++++ 原文 ++++

抗議声明

大阪府警公安三課による事実無根の不当弾圧に断固抗議します!


 五月二日。大阪府警公安三課は米軍Xバンドレーダー基地反対・京都連絡会/近畿連絡会に参加する団体・個人の事務所や個人の自宅など一六カ所への強制捜索を一斉に行いました。事務所五カ所、個人宅など一一カ所におよぶ大規模な弾圧です(現在までには逮捕者は出てませんが、予断を許しません)。

 大阪府警は被疑者を「××ほか二名」とし、捜索の容疑を「詐欺容疑」だとしていますが、まったくの事実無根です。そもそも、いつどのような行為が「詐欺」にあたるのか、「ほか二名」が誰なのかさえも具体的に明らかにされていないのです。このような強制捜査は、大阪府警が何と言おうとも違法なものであり、押収したすべての物品はただちに返却されるべきです。私たちは、このあからさまな不当な弾圧を徹底して弾劾し、弾圧がさらに拡大していくことを絶対に許さない闘いを断固進めていきます。

 今回の弾圧の主要な性格は、昨年六月四日~五日の「道路運送法違反容疑」での不当逮捕・不当弾圧(その後不起訴処分)に引き続き、米軍Xバンドレーダー基地反対・京都連絡会/近畿連絡会を標的にした弾圧だと推測できます。その狙いは、弾圧によって運動を萎縮させ、現地の住民との間を分断しようとすることにあると私たちは捉えています。米軍Xバンドレーダー基地反対運動は、新しく立ち上がった反基地運動ですが、地元住民と結びつき、現地闘争を軸に近畿・全国からの結集によって闘い続けられてきました。そして、沖縄・辺野古をはじめ全国の反基地運動、さらに韓国の反基地運動との国際連帯をも推進してきました。きたる六月五日には京丹後現地総決起集会(主催・実行委員会)を予定しています。

++++

課題 ::
抗議声明の「大阪府警公安三課による事実無根の不当弾圧に断固抗議します!」から「行委員会)を予定しています。」までを、「弾圧」を「抑圧」に変えて書き直しなさい。

++++ 提供資料 ++++

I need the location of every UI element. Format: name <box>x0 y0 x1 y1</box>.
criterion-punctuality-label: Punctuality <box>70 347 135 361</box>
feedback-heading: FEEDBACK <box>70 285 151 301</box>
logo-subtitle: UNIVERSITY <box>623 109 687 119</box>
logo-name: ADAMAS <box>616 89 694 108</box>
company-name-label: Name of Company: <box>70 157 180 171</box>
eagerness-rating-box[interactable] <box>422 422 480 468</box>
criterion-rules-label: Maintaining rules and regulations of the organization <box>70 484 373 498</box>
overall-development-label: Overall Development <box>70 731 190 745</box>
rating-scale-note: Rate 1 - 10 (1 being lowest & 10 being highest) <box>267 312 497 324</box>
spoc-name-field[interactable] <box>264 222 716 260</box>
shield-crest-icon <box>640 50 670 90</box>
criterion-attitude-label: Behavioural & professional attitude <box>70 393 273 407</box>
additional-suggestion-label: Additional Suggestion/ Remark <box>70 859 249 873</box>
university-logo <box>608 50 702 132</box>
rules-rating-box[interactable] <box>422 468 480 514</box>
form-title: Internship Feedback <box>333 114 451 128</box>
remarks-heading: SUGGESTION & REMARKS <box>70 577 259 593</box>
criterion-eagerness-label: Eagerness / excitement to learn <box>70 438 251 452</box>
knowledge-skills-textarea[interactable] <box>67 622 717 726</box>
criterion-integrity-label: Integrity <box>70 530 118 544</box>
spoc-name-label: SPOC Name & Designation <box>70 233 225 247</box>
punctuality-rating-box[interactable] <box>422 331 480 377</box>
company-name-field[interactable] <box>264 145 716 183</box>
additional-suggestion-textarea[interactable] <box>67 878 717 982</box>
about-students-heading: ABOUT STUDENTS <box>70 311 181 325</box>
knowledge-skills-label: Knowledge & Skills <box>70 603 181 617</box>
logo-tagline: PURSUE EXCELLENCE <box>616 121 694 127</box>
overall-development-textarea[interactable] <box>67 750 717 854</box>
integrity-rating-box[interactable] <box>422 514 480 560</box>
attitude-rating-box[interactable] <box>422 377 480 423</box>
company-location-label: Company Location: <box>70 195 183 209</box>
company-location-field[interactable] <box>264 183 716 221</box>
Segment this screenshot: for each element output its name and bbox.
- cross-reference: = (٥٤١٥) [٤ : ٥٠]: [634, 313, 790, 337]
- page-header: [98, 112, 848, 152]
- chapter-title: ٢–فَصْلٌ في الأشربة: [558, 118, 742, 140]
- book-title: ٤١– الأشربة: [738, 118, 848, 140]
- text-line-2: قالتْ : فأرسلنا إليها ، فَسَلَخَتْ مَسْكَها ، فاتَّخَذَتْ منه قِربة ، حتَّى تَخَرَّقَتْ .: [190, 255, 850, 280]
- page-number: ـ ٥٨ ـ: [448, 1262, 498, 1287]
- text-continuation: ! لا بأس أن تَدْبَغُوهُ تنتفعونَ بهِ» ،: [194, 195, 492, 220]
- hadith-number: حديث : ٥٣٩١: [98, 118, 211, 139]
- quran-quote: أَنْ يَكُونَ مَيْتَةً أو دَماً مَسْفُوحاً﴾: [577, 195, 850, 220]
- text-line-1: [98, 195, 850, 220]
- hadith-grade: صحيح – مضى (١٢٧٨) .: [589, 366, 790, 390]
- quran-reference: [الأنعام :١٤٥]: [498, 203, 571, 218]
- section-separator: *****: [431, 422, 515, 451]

++++

解答欄 ::
大阪府警公安三課による事実無根の不当抑圧に断固抗議します!


 五月二日。大阪府警公安三課は米軍Xバンドレーダー基地反対・京都連絡会/近畿連絡会に参加する団体・個人の事務所や個人の自宅など一六カ所への強制捜索を一斉に行いました。事務所五カ所、個人宅など一一カ所におよぶ大規模な抑圧です(現在までには逮捕者は出てませんが、予断を許しません)。

 大阪府警は被疑者を「××ほか二名」とし、捜索の容疑を「詐欺容疑」だとしていますが、まったくの事実無根です。そもそも、いつどのような行為が「詐欺」にあたるのか、「ほか二名」が誰なのかさえも具体的に明らかにされていないのです。このような強制捜査は、大阪府警が何と言おうとも違法なものであり、押収したすべての物品はただちに返却されるべきです。私たちは、このあからさまな不当な抑圧を徹底して弾劾し、抑圧がさらに拡大していくことを絶対に許さない闘いを断固進めていきます。

 今回の抑圧の主要な性格は、昨年六月四日~五日の「道路運送法違反容疑」での不当逮捕・不当抑圧(その後不起訴処分)に引き続き、米軍Xバンドレーダー基地反対・京都連絡会/近畿連絡会を標的にした抑圧だと推測できます。その狙いは、抑圧によって運動を萎縮させ、現地の住民との間を分断しようとすることにあると私たちは捉えています。米軍Xバンドレーダー基地反対運動は、新しく立ち上がった反基地運動ですが、地元住民と結びつき、現地闘争を軸に近畿・全国からの結集によって闘い続けられてきました。そして、沖縄・辺野古をはじめ全国の反基地運動、さらに韓国の反基地運動との国際連帯をも推進してきました。きたる六月五日には京丹後現地総決起集会(主催・実行委員会)を予定しています。